=== Data rows ===

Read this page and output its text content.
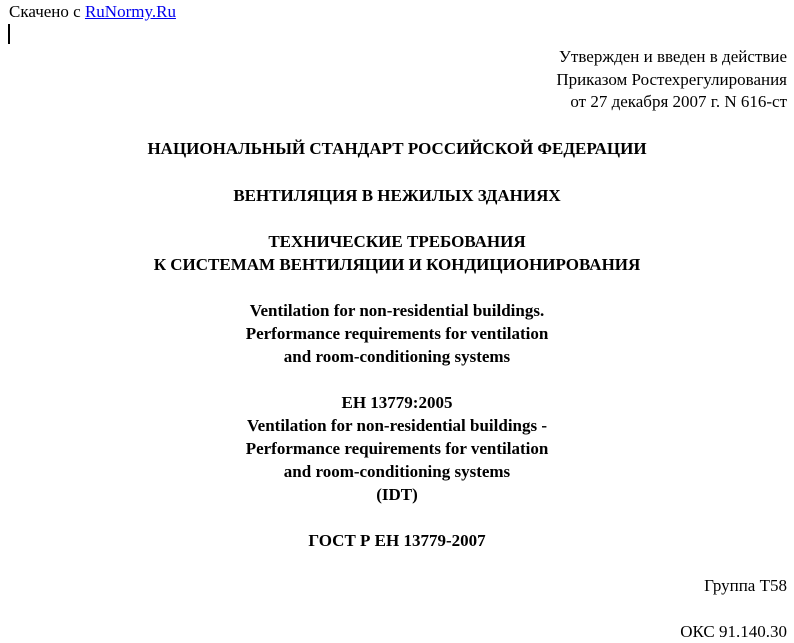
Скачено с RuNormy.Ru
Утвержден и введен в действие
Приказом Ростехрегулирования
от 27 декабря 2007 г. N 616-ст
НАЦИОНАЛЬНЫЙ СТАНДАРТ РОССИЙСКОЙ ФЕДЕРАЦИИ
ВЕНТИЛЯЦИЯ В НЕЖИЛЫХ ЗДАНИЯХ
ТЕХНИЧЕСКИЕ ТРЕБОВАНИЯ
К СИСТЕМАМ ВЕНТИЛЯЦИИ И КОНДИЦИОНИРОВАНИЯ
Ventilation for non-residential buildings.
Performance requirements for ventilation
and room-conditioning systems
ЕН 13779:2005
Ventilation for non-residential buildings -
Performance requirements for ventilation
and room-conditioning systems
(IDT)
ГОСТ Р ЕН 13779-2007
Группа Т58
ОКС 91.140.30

===

• Written problem:
Select and copy each line from the data that includes the word "buildings".

• Solution to the problem:
Ventilation for non-residential buildings.
Ventilation for non-residential buildings -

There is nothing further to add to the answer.